▶ **DIRECTIONS**:
Scan the listing below and copy every line holding "symbol".

--------------------------------------------------

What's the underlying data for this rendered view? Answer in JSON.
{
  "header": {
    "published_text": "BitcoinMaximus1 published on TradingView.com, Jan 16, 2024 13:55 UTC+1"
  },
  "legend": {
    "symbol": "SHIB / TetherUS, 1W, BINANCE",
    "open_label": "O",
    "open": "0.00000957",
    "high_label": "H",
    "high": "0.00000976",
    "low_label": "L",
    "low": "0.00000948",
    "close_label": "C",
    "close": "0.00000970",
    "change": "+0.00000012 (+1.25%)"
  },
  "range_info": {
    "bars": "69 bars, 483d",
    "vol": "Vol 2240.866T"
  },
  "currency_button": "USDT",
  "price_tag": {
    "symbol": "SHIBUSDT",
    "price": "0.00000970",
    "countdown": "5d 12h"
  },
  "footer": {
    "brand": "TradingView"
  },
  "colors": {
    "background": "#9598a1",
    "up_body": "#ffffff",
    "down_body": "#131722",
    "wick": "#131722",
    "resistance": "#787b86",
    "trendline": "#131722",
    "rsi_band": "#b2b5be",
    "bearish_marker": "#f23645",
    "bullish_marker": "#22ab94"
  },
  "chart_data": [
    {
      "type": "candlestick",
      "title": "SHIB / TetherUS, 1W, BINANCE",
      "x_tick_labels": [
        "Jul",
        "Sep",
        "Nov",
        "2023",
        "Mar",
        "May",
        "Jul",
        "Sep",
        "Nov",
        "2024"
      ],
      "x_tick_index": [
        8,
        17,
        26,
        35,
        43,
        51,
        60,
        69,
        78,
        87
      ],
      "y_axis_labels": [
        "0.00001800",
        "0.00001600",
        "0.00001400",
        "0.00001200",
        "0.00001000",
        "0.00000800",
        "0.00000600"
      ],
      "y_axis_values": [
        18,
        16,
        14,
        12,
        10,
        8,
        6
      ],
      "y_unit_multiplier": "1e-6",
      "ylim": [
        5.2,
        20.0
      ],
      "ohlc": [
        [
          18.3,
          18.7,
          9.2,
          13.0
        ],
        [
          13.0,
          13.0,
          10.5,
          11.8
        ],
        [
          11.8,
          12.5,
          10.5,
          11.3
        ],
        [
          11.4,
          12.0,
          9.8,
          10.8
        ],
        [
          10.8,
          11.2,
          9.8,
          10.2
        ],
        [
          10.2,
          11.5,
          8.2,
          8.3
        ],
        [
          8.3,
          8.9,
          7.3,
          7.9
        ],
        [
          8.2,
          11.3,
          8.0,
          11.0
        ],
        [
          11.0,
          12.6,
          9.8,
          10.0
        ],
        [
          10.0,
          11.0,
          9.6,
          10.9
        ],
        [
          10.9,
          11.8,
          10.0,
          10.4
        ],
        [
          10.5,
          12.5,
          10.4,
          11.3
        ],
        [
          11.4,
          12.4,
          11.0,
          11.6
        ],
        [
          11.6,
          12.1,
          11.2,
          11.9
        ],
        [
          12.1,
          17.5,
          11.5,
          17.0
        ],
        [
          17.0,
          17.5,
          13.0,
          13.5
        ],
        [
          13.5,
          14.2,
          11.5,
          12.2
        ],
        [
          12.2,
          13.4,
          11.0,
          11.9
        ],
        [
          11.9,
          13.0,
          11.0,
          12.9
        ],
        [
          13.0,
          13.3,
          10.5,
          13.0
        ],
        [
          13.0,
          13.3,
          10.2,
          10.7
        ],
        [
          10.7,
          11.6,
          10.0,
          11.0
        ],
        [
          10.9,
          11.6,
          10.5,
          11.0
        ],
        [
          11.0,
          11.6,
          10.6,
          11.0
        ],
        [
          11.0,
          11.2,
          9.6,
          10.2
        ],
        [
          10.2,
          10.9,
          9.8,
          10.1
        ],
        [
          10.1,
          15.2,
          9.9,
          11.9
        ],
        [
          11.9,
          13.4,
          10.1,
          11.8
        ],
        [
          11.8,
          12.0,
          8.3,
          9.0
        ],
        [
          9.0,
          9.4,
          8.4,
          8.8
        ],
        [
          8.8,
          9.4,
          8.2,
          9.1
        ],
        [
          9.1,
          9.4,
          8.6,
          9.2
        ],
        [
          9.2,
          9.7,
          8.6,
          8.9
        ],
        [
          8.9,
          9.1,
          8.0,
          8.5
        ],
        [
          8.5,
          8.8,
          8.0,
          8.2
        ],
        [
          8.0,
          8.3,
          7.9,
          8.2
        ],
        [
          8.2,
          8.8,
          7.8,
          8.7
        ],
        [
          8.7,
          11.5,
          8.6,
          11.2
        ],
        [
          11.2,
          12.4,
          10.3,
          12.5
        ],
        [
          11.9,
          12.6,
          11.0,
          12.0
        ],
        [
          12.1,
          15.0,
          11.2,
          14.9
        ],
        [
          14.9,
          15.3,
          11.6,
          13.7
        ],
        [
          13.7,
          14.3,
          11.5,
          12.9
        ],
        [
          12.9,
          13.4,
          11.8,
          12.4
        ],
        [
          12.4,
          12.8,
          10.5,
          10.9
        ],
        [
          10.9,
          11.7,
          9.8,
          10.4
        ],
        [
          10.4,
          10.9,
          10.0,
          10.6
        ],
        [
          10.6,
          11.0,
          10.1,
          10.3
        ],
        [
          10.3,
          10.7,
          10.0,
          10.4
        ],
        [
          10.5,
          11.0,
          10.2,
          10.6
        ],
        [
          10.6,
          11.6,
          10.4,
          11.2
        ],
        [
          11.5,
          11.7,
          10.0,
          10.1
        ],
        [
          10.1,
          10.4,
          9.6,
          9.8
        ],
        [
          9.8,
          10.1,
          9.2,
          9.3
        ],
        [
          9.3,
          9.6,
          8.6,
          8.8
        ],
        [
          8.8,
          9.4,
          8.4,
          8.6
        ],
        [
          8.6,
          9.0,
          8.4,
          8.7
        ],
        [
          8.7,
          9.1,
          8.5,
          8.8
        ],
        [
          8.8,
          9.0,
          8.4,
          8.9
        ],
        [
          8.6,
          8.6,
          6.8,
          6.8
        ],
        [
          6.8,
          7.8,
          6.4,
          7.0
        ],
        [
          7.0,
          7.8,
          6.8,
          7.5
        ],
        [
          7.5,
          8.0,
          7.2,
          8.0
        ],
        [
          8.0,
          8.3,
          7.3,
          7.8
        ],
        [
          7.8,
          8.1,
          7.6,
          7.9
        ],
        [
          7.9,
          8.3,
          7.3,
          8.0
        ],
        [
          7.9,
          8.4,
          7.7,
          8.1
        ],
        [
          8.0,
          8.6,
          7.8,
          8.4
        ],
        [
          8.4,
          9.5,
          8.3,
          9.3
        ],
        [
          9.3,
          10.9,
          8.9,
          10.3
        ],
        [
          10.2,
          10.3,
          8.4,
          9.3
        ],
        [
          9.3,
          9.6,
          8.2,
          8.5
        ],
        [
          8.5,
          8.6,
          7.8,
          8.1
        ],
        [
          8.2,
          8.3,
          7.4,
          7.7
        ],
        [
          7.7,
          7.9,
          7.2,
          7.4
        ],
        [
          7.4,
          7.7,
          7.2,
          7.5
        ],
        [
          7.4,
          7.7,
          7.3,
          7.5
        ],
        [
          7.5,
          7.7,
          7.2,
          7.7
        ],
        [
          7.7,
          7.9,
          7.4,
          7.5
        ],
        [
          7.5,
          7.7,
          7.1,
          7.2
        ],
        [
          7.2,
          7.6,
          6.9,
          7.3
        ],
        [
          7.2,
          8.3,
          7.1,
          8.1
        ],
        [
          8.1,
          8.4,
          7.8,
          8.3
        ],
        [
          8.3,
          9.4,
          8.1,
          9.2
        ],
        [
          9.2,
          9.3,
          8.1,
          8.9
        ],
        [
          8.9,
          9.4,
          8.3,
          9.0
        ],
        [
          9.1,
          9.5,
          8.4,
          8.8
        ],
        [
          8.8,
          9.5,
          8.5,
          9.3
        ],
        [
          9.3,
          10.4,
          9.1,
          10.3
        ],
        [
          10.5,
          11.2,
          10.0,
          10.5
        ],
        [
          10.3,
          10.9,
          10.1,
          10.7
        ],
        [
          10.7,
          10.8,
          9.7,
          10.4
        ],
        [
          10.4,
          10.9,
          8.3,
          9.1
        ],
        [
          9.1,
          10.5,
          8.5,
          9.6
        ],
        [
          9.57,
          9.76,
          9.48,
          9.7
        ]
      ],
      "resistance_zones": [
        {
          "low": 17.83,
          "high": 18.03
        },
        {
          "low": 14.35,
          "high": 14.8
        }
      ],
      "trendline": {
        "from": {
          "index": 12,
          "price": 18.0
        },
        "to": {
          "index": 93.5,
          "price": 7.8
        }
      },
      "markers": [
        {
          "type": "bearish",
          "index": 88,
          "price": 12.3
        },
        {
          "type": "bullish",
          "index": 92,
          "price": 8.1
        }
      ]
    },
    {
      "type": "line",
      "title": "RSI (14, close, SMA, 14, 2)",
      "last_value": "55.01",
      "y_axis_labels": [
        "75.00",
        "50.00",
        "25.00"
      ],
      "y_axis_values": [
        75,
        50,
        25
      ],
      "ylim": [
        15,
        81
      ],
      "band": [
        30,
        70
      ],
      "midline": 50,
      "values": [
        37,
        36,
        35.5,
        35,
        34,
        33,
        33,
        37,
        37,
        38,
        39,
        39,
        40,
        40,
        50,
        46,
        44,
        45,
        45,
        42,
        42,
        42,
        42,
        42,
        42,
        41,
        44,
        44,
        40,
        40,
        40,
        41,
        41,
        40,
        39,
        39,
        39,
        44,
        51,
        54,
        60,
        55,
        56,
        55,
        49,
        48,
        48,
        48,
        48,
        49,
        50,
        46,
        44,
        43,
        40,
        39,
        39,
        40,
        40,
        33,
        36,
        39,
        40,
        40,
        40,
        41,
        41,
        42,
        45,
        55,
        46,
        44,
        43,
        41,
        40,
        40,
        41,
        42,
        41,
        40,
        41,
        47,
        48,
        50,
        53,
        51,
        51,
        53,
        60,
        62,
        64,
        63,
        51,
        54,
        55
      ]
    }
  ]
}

--------------------------------------------------

▶ **COMPLETE OUTPUT**:
    "symbol": "SHIB / TetherUS, 1W, BINANCE",
    "symbol": "SHIBUSDT",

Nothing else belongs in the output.